**Task details**
Retype each entry below exactly as it stands.
========================================================================
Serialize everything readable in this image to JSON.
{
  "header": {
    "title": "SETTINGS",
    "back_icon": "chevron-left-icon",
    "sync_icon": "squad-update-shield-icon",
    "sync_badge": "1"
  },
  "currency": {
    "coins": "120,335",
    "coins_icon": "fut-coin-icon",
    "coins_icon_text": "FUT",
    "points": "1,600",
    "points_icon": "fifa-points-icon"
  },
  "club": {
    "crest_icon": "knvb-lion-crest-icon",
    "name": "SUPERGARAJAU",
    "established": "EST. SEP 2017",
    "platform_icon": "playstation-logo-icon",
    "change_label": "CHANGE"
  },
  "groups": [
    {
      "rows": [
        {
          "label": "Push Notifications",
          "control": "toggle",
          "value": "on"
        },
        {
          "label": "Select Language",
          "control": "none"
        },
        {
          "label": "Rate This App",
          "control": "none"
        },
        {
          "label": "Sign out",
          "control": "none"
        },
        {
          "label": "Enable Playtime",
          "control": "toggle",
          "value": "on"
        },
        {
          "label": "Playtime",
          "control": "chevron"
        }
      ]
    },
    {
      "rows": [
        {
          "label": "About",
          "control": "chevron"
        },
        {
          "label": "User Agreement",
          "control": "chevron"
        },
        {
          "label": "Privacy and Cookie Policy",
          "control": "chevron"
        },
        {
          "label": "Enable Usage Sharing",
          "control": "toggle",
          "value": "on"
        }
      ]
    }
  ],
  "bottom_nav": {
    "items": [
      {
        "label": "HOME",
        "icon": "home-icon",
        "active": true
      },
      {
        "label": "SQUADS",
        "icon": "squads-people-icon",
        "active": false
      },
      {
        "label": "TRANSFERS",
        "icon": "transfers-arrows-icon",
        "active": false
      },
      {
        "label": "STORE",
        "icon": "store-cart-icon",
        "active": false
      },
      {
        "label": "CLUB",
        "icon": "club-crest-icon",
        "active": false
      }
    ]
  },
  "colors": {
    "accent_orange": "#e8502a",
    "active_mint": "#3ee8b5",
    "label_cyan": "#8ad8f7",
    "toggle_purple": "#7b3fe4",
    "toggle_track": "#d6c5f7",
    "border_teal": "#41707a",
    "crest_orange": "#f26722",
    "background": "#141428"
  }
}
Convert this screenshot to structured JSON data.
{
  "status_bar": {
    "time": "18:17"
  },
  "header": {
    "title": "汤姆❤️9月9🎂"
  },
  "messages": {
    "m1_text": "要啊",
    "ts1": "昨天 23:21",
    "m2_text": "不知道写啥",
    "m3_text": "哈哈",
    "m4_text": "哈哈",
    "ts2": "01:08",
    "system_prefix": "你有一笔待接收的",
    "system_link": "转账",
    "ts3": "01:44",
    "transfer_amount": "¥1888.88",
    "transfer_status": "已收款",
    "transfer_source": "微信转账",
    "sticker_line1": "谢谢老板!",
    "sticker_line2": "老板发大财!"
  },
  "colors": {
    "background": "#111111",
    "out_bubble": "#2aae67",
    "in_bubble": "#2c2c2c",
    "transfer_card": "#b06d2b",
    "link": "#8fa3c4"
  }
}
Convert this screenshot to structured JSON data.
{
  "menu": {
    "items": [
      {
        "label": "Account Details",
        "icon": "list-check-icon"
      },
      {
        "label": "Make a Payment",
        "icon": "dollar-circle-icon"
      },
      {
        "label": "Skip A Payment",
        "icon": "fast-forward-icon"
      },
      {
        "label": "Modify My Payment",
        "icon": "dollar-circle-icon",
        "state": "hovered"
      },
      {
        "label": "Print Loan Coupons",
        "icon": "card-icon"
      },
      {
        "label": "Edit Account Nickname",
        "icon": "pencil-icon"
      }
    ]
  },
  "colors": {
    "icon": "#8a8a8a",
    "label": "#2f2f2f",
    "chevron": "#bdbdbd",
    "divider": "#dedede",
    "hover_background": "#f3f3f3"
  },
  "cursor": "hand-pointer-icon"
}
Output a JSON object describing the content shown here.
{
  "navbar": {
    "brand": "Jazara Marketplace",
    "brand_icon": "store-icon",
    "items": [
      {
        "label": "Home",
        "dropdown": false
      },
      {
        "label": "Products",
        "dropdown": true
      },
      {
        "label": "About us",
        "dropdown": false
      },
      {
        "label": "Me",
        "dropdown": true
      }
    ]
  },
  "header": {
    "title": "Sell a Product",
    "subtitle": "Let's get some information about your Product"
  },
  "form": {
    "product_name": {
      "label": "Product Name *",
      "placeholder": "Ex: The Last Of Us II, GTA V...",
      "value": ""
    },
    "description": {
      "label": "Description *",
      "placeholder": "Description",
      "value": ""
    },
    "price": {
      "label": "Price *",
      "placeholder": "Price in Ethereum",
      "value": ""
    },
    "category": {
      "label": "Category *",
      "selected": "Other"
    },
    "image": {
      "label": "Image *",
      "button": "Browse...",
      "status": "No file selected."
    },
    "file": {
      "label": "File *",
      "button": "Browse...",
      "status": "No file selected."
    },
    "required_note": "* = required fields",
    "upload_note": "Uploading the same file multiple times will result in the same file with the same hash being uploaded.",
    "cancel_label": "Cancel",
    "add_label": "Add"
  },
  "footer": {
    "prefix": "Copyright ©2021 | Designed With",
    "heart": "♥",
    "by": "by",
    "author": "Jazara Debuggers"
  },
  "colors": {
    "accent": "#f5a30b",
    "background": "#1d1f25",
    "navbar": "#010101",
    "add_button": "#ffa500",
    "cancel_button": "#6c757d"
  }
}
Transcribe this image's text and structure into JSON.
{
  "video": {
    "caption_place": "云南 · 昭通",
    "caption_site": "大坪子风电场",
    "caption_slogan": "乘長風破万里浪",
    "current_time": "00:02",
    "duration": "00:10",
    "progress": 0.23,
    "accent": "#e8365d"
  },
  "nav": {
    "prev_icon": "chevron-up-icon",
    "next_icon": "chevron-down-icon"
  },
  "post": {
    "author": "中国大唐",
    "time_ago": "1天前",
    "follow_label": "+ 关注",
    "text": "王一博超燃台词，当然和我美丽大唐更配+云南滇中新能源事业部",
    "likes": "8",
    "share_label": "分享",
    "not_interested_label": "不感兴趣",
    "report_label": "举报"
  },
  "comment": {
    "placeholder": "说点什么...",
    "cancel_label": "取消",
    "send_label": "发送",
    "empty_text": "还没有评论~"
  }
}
========================================================================
**Solution to the exercise**
Serialize everything readable in this image to JSON.
{
  "header": {
    "title": "SETTINGS",
    "back_icon": "chevron-left-icon",
    "sync_icon": "squad-update-shield-icon",
    "sync_badge": "1"
  },
  "currency": {
    "coins": "120,335",
    "coins_icon": "fut-coin-icon",
    "coins_icon_text": "FUT",
    "points": "1,600",
    "points_icon": "fifa-points-icon"
  },
  "club": {
    "crest_icon": "knvb-lion-crest-icon",
    "name": "SUPERGARAJAU",
    "established": "EST. SEP 2017",
    "platform_icon": "playstation-logo-icon",
    "change_label": "CHANGE"
  },
  "groups": [
    {
      "rows": [
        {
          "label": "Push Notifications",
          "control": "toggle",
          "value": "on"
        },
        {
          "label": "Select Language",
          "control": "none"
        },
        {
          "label": "Rate This App",
          "control": "none"
        },
        {
          "label": "Sign out",
          "control": "none"
        },
        {
          "label": "Enable Playtime",
          "control": "toggle",
          "value": "on"
        },
        {
          "label": "Playtime",
          "control": "chevron"
        }
      ]
    },
    {
      "rows": [
        {
          "label": "About",
          "control": "chevron"
        },
        {
          "label": "User Agreement",
          "control": "chevron"
        },
        {
          "label": "Privacy and Cookie Policy",
          "control": "chevron"
        },
        {
          "label": "Enable Usage Sharing",
          "control": "toggle",
          "value": "on"
        }
      ]
    }
  ],
  "bottom_nav": {
    "items": [
      {
        "label": "HOME",
        "icon": "home-icon",
        "active": true
      },
      {
        "label": "SQUADS",
        "icon": "squads-people-icon",
        "active": false
      },
      {
        "label": "TRANSFERS",
        "icon": "transfers-arrows-icon",
        "active": false
      },
      {
        "label": "STORE",
        "icon": "store-cart-icon",
        "active": false
      },
      {
        "label": "CLUB",
        "icon": "club-crest-icon",
        "active": false
      }
    ]
  },
  "colors": {
    "accent_orange": "#e8502a",
    "active_mint": "#3ee8b5",
    "label_cyan": "#8ad8f7",
    "toggle_purple": "#7b3fe4",
    "toggle_track": "#d6c5f7",
    "border_teal": "#41707a",
    "crest_orange": "#f26722",
    "background": "#141428"
  }
}
Convert this screenshot to structured JSON data.
{
  "status_bar": {
    "time": "18:17"
  },
  "header": {
    "title": "汤姆❤️9月9🎂"
  },
  "messages": {
    "m1_text": "要啊",
    "ts1": "昨天 23:21",
    "m2_text": "不知道写啥",
    "m3_text": "哈哈",
    "m4_text": "哈哈",
    "ts2": "01:08",
    "system_prefix": "你有一笔待接收的",
    "system_link": "转账",
    "ts3": "01:44",
    "transfer_amount": "¥1888.88",
    "transfer_status": "已收款",
    "transfer_source": "微信转账",
    "sticker_line1": "谢谢老板!",
    "sticker_line2": "老板发大财!"
  },
  "colors": {
    "background": "#111111",
    "out_bubble": "#2aae67",
    "in_bubble": "#2c2c2c",
    "transfer_card": "#b06d2b",
    "link": "#8fa3c4"
  }
}
Convert this screenshot to structured JSON data.
{
  "menu": {
    "items": [
      {
        "label": "Account Details",
        "icon": "list-check-icon"
      },
      {
        "label": "Make a Payment",
        "icon": "dollar-circle-icon"
      },
      {
        "label": "Skip A Payment",
        "icon": "fast-forward-icon"
      },
      {
        "label": "Modify My Payment",
        "icon": "dollar-circle-icon",
        "state": "hovered"
      },
      {
        "label": "Print Loan Coupons",
        "icon": "card-icon"
      },
      {
        "label": "Edit Account Nickname",
        "icon": "pencil-icon"
      }
    ]
  },
  "colors": {
    "icon": "#8a8a8a",
    "label": "#2f2f2f",
    "chevron": "#bdbdbd",
    "divider": "#dedede",
    "hover_background": "#f3f3f3"
  },
  "cursor": "hand-pointer-icon"
}
Output a JSON object describing the content shown here.
{
  "navbar": {
    "brand": "Jazara Marketplace",
    "brand_icon": "store-icon",
    "items": [
      {
        "label": "Home",
        "dropdown": false
      },
      {
        "label": "Products",
        "dropdown": true
      },
      {
        "label": "About us",
        "dropdown": false
      },
      {
        "label": "Me",
        "dropdown": true
      }
    ]
  },
  "header": {
    "title": "Sell a Product",
    "subtitle": "Let's get some information about your Product"
  },
  "form": {
    "product_name": {
      "label": "Product Name *",
      "placeholder": "Ex: The Last Of Us II, GTA V...",
      "value": ""
    },
    "description": {
      "label": "Description *",
      "placeholder": "Description",
      "value": ""
    },
    "price": {
      "label": "Price *",
      "placeholder": "Price in Ethereum",
      "value": ""
    },
    "category": {
      "label": "Category *",
      "selected": "Other"
    },
    "image": {
      "label": "Image *",
      "button": "Browse...",
      "status": "No file selected."
    },
    "file": {
      "label": "File *",
      "button": "Browse...",
      "status": "No file selected."
    },
    "required_note": "* = required fields",
    "upload_note": "Uploading the same file multiple times will result in the same file with the same hash being uploaded.",
    "cancel_label": "Cancel",
    "add_label": "Add"
  },
  "footer": {
    "prefix": "Copyright ©2021 | Designed With",
    "heart": "♥",
    "by": "by",
    "author": "Jazara Debuggers"
  },
  "colors": {
    "accent": "#f5a30b",
    "background": "#1d1f25",
    "navbar": "#010101",
    "add_button": "#ffa500",
    "cancel_button": "#6c757d"
  }
}
Transcribe this image's text and structure into JSON.
{
  "video": {
    "caption_place": "云南 · 昭通",
    "caption_site": "大坪子风电场",
    "caption_slogan": "乘長風破万里浪",
    "current_time": "00:02",
    "duration": "00:10",
    "progress": 0.23,
    "accent": "#e8365d"
  },
  "nav": {
    "prev_icon": "chevron-up-icon",
    "next_icon": "chevron-down-icon"
  },
  "post": {
    "author": "中国大唐",
    "time_ago": "1天前",
    "follow_label": "+ 关注",
    "text": "王一博超燃台词，当然和我美丽大唐更配+云南滇中新能源事业部",
    "likes": "8",
    "share_label": "分享",
    "not_interested_label": "不感兴趣",
    "report_label": "举报"
  },
  "comment": {
    "placeholder": "说点什么...",
    "cancel_label": "取消",
    "send_label": "发送",
    "empty_text": "还没有评论~"
  }
}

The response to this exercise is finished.